-- begin --

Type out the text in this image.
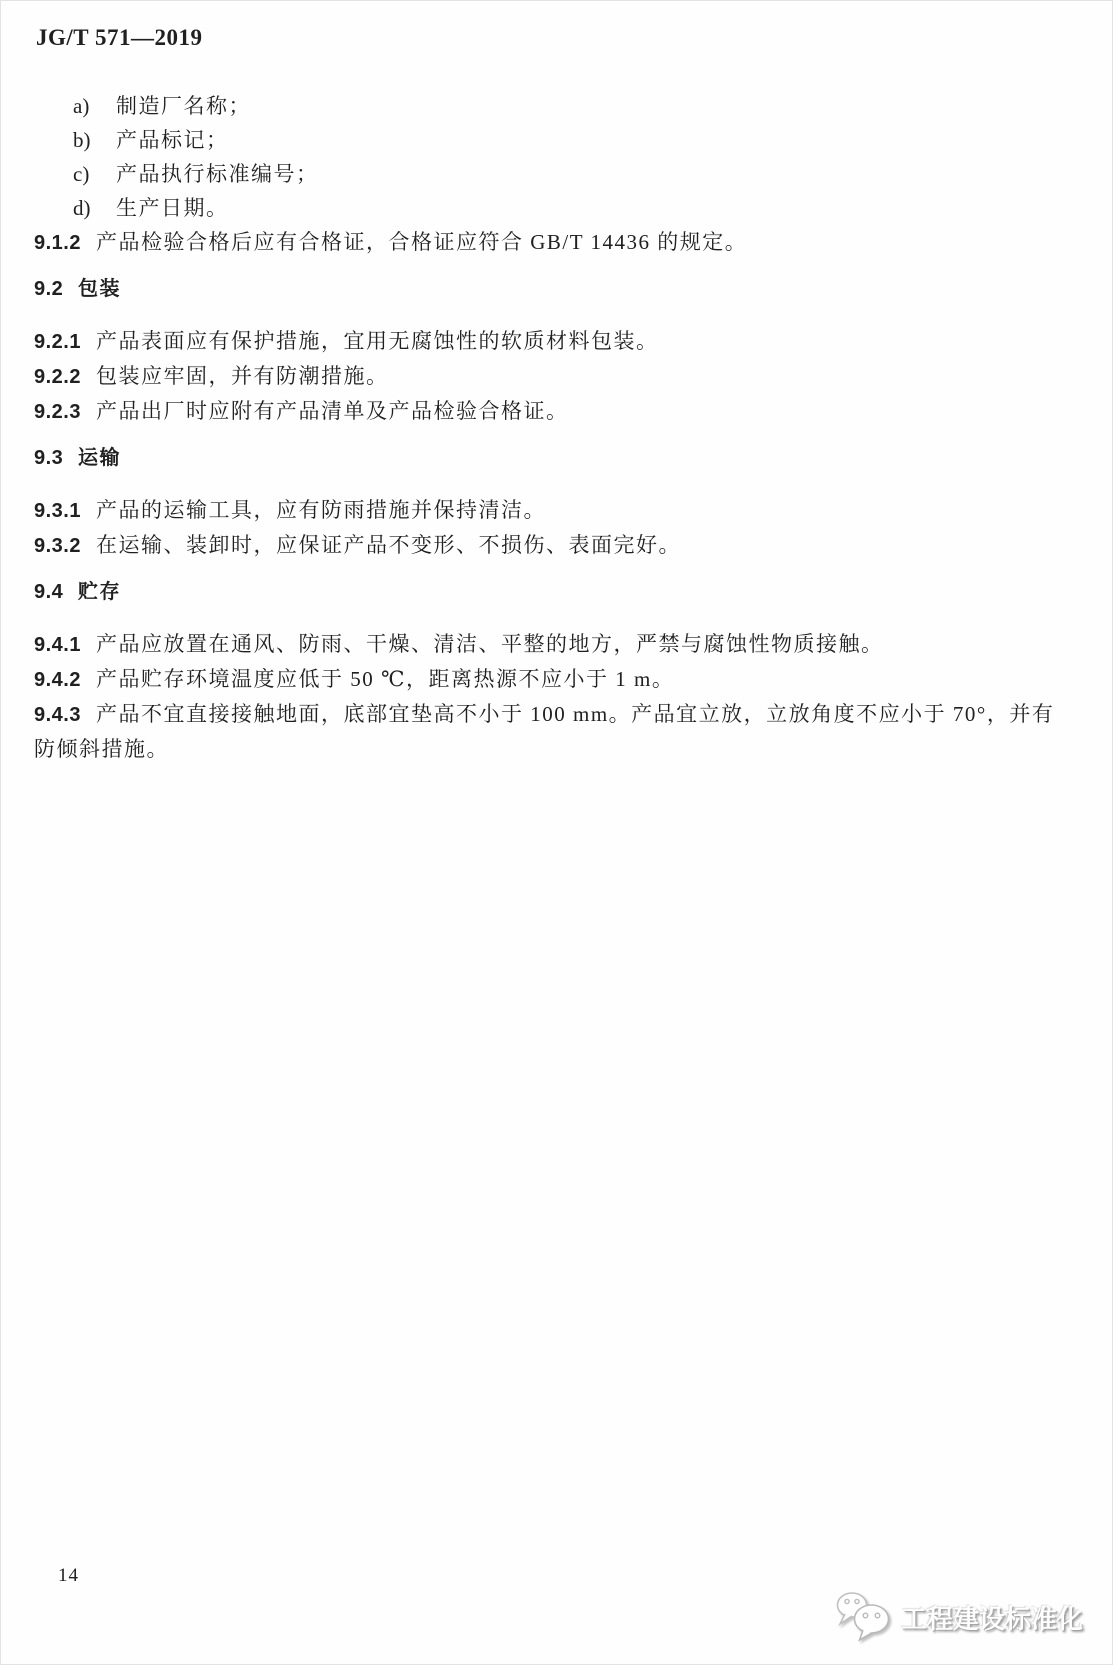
JG/T 571—2019
a) 制造厂名称；
b) 产品标记；
c) 产品执行标准编号；
d) 生产日期。

9.1.2 产品检验合格后应有合格证，合格证应符合 GB/T 14436 的规定。

9.2 包装

9.2.1 产品表面应有保护措施，宜用无腐蚀性的软质材料包装。

9.2.2 包装应牢固，并有防潮措施。

9.2.3 产品出厂时应附有产品清单及产品检验合格证。

9.3 运输

9.3.1 产品的运输工具，应有防雨措施并保持清洁。

9.3.2 在运输、装卸时，应保证产品不变形、不损伤、表面完好。

9.4 贮存

9.4.1 产品应放置在通风、防雨、干燥、清洁、平整的地方，严禁与腐蚀性物质接触。

9.4.2 产品贮存环境温度应低于 50 ℃，距离热源不应小于 1 m。

9.4.3 产品不宜直接接触地面，底部宜垫高不小于 100 mm。产品宜立放，立放角度不应小于 70°，并有
防倾斜措施。

14
工程建设标准化
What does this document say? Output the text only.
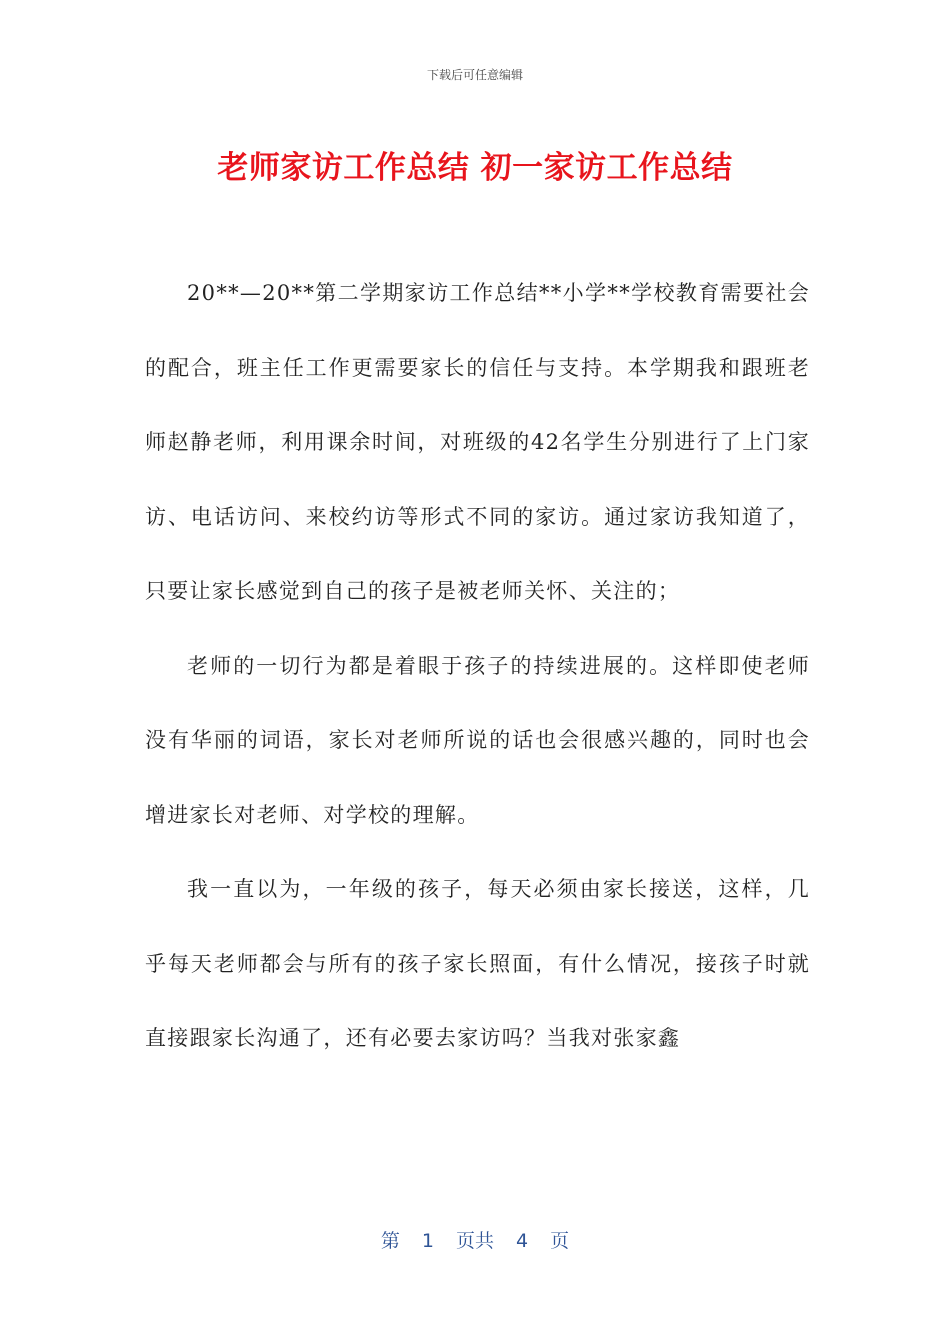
下载后可任意编辑
老师家访工作总结 初一家访工作总结

20**—20**第二学期家访工作总结**小学**学校教育需要社会的配合，班主任工作更需要家长的信任与支持。本学期我和跟班老师赵静老师，利用课余时间，对班级的42名学生分别进行了上门家访、电话访问、来校约访等形式不同的家访。通过家访我知道了，只要让家长感觉到自己的孩子是被老师关怀、关注的；

老师的一切行为都是着眼于孩子的持续进展的。这样即使老师没有华丽的词语，家长对老师所说的话也会很感兴趣的，同时也会增进家长对老师、对学校的理解。

我一直以为，一年级的孩子，每天必须由家长接送，这样，几乎每天老师都会与所有的孩子家长照面，有什么情况，接孩子时就直接跟家长沟通了，还有必要去家访吗？当我对张家鑫

第 1 页共 4 页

-- end --

## [What you are asked to do]
Show every line in the records above that contains the word "this".

## [Output below]
Type out the text in this image.
What does this document say? Output the text only.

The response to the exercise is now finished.